— Start Records for this exercise —

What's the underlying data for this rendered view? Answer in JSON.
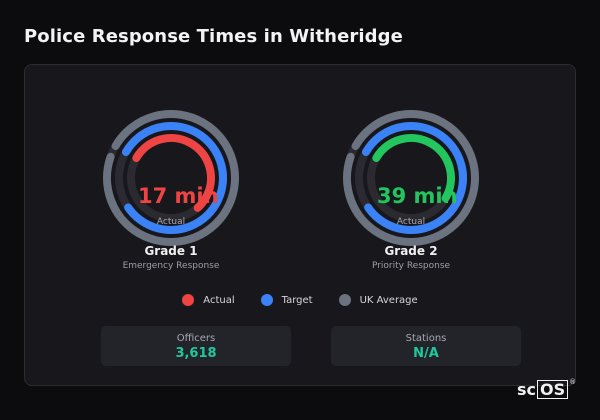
{
  "title": "Police Response Times in Witheridge",
  "gauges": [
    {
      "value_text": "17 min",
      "sub_label": "Actual",
      "title": "Grade 1",
      "caption": "Emergency Response",
      "value_color": "#ef4444",
      "actual_fraction": 0.55,
      "target_fraction": 0.82,
      "avg_fraction": 0.97
    },
    {
      "value_text": "39 min",
      "sub_label": "Actual",
      "title": "Grade 2",
      "caption": "Priority Response",
      "value_color": "#22c55e",
      "actual_fraction": 0.5,
      "target_fraction": 0.82,
      "avg_fraction": 0.97
    }
  ],
  "legend": [
    {
      "label": "Actual",
      "color": "#ef4444"
    },
    {
      "label": "Target",
      "color": "#3b82f6"
    },
    {
      "label": "UK Average",
      "color": "#6b7280"
    }
  ],
  "stats": [
    {
      "label": "Officers",
      "value": "3,618"
    },
    {
      "label": "Stations",
      "value": "N/A"
    }
  ],
  "brand": {
    "prefix": "sc",
    "boxed": "OS",
    "mark": "®"
  }
}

— End Records for this exercise —

▶ **Task description**: In this exercise, set down all of the data exactly, without the pictures.

▶ **Worked answer**:
What's the underlying data for this rendered view? Answer in JSON.
{
  "title": "Police Response Times in Witheridge",
  "gauges": [
    {
      "value_text": "17 min",
      "sub_label": "Actual",
      "title": "Grade 1",
      "caption": "Emergency Response",
      "value_color": "#ef4444",
      "actual_fraction": 0.55,
      "target_fraction": 0.82,
      "avg_fraction": 0.97
    },
    {
      "value_text": "39 min",
      "sub_label": "Actual",
      "title": "Grade 2",
      "caption": "Priority Response",
      "value_color": "#22c55e",
      "actual_fraction": 0.5,
      "target_fraction": 0.82,
      "avg_fraction": 0.97
    }
  ],
  "legend": [
    {
      "label": "Actual",
      "color": "#ef4444"
    },
    {
      "label": "Target",
      "color": "#3b82f6"
    },
    {
      "label": "UK Average",
      "color": "#6b7280"
    }
  ],
  "stats": [
    {
      "label": "Officers",
      "value": "3,618"
    },
    {
      "label": "Stations",
      "value": "N/A"
    }
  ],
  "brand": {
    "prefix": "sc",
    "boxed": "OS",
    "mark": "®"
  }
}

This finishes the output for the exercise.